TASK DESCRIPTION: Answer with a single number: how many lines in the listing below include "estimated"?

= = = = =

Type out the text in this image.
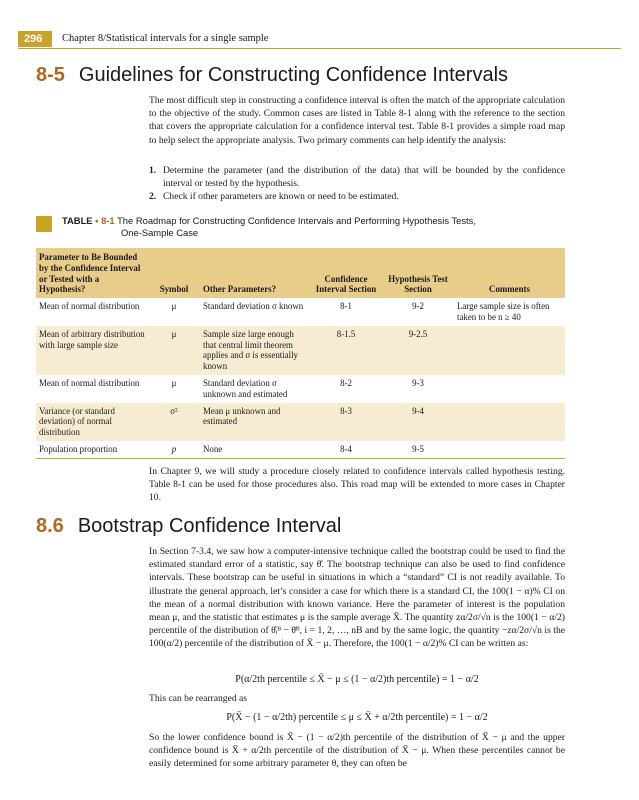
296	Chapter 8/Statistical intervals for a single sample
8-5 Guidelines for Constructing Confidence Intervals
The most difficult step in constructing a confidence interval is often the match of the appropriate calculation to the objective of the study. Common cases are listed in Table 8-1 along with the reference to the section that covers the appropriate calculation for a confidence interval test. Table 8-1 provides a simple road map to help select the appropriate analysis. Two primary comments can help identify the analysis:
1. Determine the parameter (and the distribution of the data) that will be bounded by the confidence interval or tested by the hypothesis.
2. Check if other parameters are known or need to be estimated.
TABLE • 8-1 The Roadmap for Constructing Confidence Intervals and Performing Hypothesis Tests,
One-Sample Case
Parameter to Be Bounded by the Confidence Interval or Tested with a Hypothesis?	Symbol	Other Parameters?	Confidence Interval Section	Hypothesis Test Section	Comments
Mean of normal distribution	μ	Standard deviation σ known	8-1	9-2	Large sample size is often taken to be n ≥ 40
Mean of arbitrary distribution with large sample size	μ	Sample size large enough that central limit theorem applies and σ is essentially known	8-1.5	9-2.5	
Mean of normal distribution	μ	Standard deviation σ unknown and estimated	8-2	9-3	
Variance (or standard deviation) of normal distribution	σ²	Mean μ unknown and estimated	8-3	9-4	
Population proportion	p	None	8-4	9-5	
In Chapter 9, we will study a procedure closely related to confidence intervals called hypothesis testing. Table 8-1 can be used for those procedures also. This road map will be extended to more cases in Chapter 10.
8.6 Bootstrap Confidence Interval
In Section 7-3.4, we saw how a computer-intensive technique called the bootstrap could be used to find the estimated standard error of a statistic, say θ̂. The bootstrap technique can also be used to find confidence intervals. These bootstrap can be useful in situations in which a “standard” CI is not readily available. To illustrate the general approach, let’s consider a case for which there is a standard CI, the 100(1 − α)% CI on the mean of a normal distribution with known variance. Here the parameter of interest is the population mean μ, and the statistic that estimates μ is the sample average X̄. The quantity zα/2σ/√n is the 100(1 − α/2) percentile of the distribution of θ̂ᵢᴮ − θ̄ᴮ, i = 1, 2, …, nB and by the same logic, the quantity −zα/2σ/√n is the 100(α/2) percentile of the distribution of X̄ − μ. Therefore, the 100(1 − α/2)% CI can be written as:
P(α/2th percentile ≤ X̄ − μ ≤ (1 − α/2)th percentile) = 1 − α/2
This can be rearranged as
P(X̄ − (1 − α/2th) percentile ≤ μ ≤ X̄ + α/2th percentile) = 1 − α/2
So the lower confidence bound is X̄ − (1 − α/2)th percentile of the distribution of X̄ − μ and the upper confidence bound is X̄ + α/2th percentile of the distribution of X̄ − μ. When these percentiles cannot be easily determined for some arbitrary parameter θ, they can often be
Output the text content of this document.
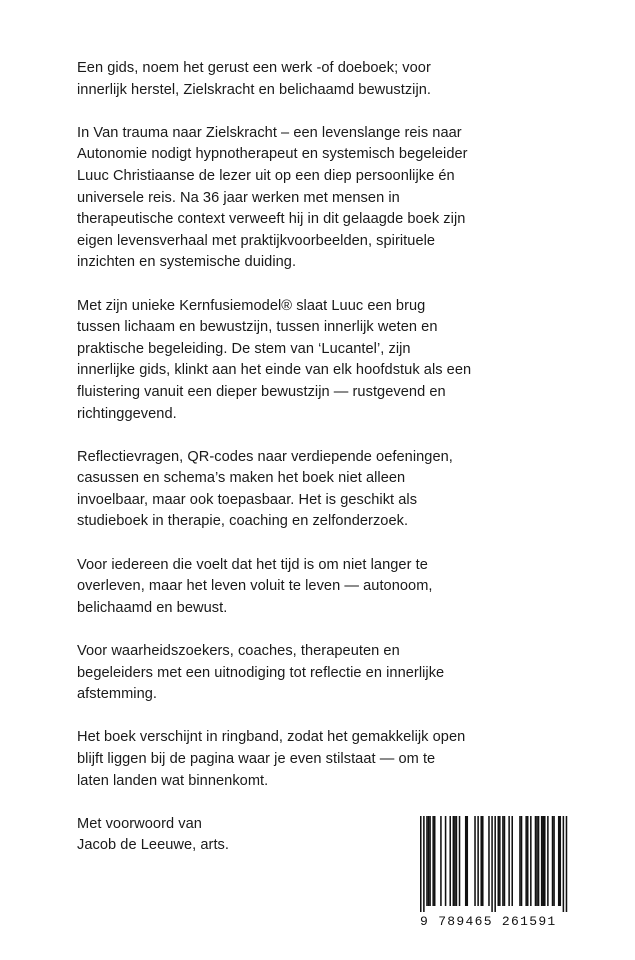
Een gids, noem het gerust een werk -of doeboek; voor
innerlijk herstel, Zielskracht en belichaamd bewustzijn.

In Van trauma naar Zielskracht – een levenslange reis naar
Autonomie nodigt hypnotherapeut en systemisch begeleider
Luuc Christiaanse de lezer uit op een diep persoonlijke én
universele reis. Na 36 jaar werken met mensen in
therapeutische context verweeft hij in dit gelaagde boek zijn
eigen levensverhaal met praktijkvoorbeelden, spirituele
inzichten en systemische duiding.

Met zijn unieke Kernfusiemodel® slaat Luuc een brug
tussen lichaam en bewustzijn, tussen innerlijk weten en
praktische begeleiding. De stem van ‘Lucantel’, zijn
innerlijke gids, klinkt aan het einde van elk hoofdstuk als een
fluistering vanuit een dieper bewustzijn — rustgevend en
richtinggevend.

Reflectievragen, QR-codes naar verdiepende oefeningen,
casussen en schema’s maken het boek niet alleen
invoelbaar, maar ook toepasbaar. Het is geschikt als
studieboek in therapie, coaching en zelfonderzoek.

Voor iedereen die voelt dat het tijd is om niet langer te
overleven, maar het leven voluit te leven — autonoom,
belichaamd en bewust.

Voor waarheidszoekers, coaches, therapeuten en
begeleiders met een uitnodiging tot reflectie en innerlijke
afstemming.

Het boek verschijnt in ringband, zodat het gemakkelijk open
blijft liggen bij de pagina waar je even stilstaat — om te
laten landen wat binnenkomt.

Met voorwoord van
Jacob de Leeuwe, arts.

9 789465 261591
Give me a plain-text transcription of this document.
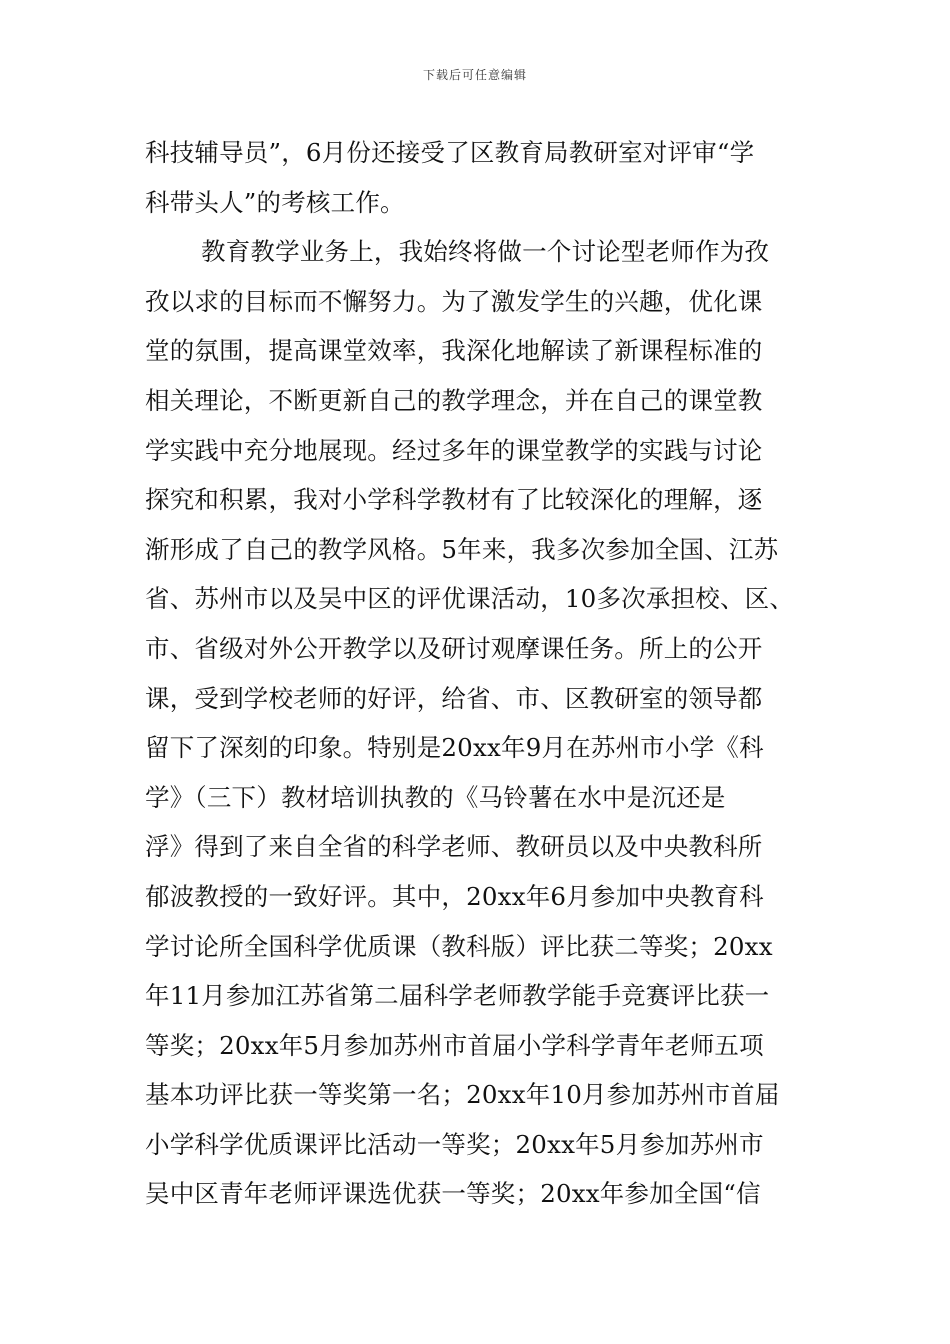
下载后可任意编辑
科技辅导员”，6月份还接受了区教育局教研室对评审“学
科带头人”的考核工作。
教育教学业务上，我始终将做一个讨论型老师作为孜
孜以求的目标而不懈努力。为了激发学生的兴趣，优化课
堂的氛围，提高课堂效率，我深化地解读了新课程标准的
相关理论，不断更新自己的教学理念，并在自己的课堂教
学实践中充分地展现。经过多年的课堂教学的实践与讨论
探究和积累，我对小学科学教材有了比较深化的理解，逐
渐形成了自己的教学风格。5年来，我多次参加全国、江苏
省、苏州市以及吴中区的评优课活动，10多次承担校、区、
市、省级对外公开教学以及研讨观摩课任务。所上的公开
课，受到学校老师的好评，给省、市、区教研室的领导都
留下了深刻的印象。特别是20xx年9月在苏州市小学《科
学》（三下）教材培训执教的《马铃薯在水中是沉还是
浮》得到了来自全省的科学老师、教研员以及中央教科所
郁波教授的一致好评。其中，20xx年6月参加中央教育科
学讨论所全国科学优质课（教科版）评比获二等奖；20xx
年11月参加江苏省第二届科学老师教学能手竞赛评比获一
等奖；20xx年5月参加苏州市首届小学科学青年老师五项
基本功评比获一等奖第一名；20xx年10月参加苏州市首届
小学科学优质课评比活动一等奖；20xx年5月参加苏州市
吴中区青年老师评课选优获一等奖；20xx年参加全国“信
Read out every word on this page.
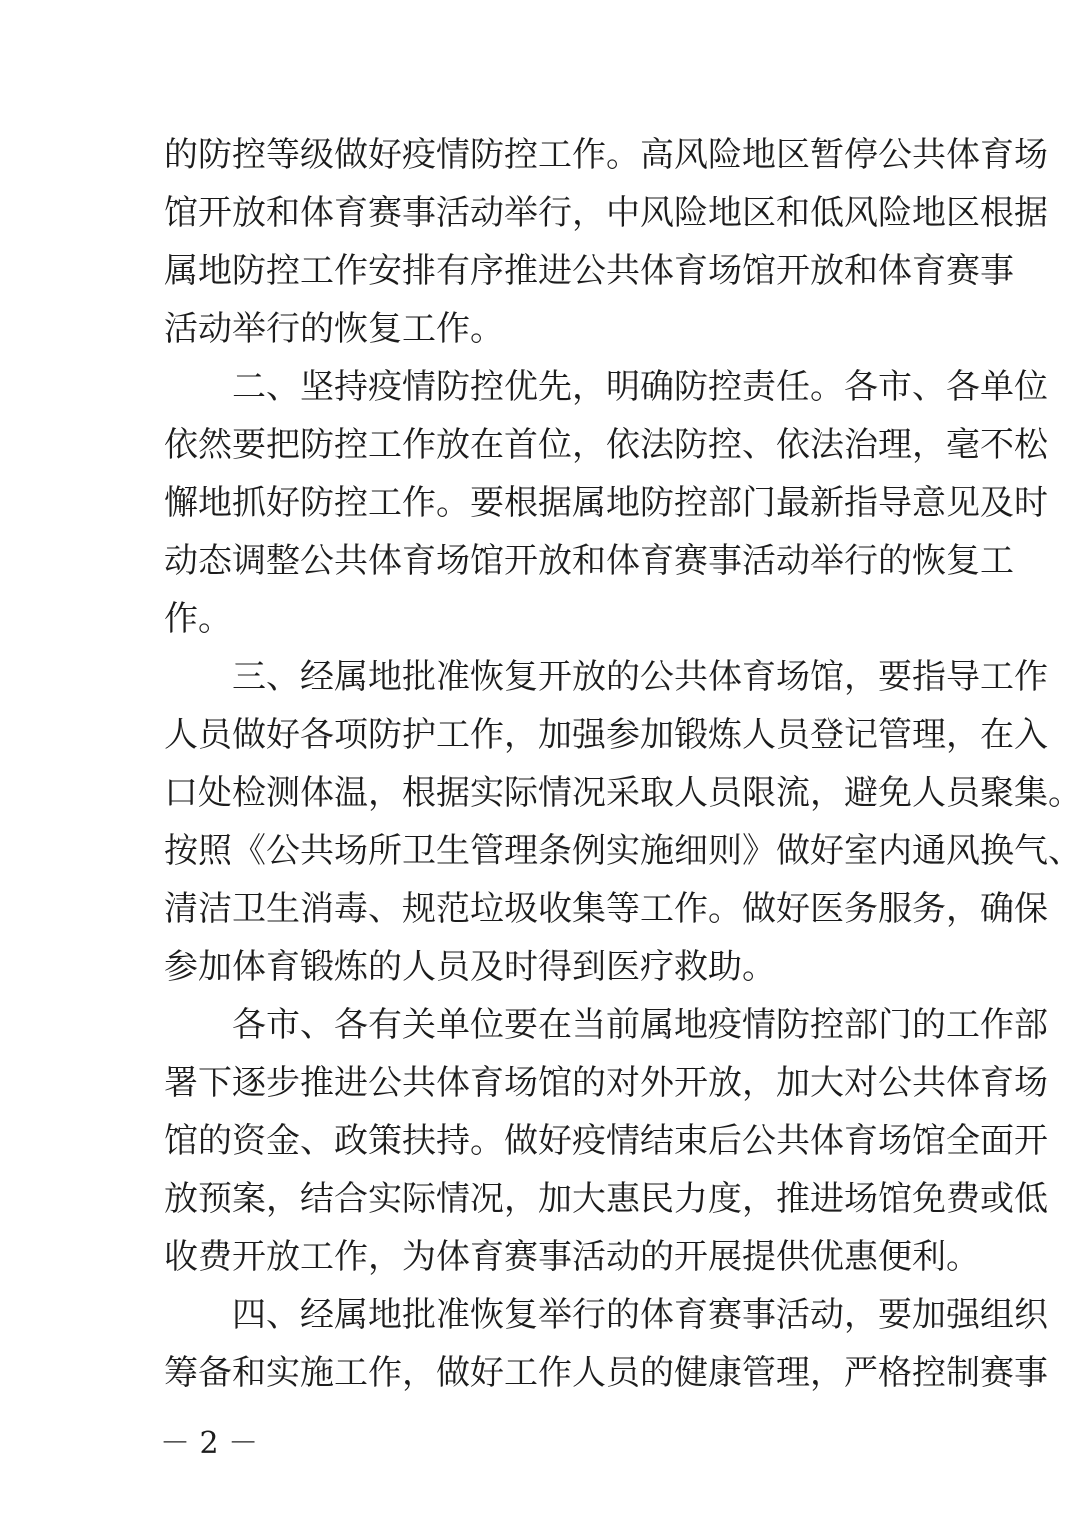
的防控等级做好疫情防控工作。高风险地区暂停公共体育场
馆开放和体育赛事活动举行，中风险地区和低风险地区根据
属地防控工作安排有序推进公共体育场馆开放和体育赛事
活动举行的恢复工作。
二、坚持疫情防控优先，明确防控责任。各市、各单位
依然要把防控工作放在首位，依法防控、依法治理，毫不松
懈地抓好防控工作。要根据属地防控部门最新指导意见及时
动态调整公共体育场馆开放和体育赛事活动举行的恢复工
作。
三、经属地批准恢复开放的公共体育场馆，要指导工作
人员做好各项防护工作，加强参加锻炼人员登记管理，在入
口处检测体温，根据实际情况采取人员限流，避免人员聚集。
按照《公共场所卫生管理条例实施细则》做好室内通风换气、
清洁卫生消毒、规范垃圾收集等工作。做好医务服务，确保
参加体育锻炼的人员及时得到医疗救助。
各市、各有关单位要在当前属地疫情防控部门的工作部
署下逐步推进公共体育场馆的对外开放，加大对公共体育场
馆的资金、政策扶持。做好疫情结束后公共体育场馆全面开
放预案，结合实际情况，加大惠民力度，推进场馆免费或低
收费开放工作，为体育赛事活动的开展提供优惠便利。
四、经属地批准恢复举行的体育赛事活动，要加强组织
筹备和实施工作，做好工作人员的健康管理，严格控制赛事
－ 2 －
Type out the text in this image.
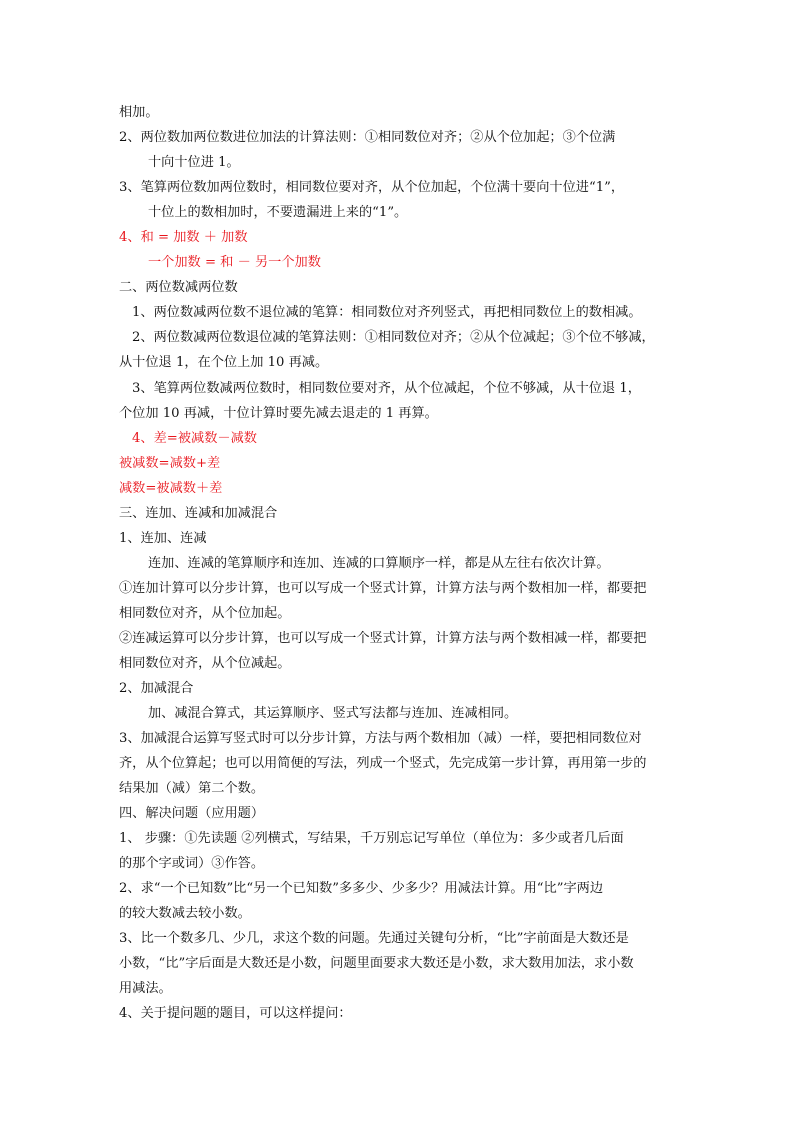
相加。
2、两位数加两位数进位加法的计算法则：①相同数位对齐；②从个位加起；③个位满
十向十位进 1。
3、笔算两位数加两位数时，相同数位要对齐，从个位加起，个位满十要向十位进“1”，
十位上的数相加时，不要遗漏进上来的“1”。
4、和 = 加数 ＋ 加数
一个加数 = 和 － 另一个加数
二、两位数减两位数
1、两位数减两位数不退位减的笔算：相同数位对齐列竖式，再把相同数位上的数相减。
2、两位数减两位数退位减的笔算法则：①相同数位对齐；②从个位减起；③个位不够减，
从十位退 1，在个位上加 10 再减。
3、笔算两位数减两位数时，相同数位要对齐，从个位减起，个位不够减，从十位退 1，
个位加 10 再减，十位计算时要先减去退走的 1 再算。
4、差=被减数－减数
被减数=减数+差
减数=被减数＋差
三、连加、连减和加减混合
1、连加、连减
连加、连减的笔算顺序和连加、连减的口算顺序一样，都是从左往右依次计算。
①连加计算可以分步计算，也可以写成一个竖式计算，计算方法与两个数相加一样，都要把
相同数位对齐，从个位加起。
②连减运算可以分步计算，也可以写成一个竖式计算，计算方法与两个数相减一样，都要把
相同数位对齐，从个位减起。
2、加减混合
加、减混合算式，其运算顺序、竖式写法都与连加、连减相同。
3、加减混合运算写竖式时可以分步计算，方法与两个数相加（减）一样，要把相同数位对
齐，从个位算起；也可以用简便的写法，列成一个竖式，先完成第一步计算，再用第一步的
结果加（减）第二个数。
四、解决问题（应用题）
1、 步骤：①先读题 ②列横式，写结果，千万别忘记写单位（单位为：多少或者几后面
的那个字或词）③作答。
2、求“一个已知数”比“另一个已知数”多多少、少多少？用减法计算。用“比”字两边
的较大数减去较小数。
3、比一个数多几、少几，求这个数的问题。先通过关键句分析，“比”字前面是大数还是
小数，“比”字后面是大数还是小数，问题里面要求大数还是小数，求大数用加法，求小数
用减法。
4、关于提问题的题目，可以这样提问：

= = = = =

SOLUTION FOR THIS PROBLEM: 4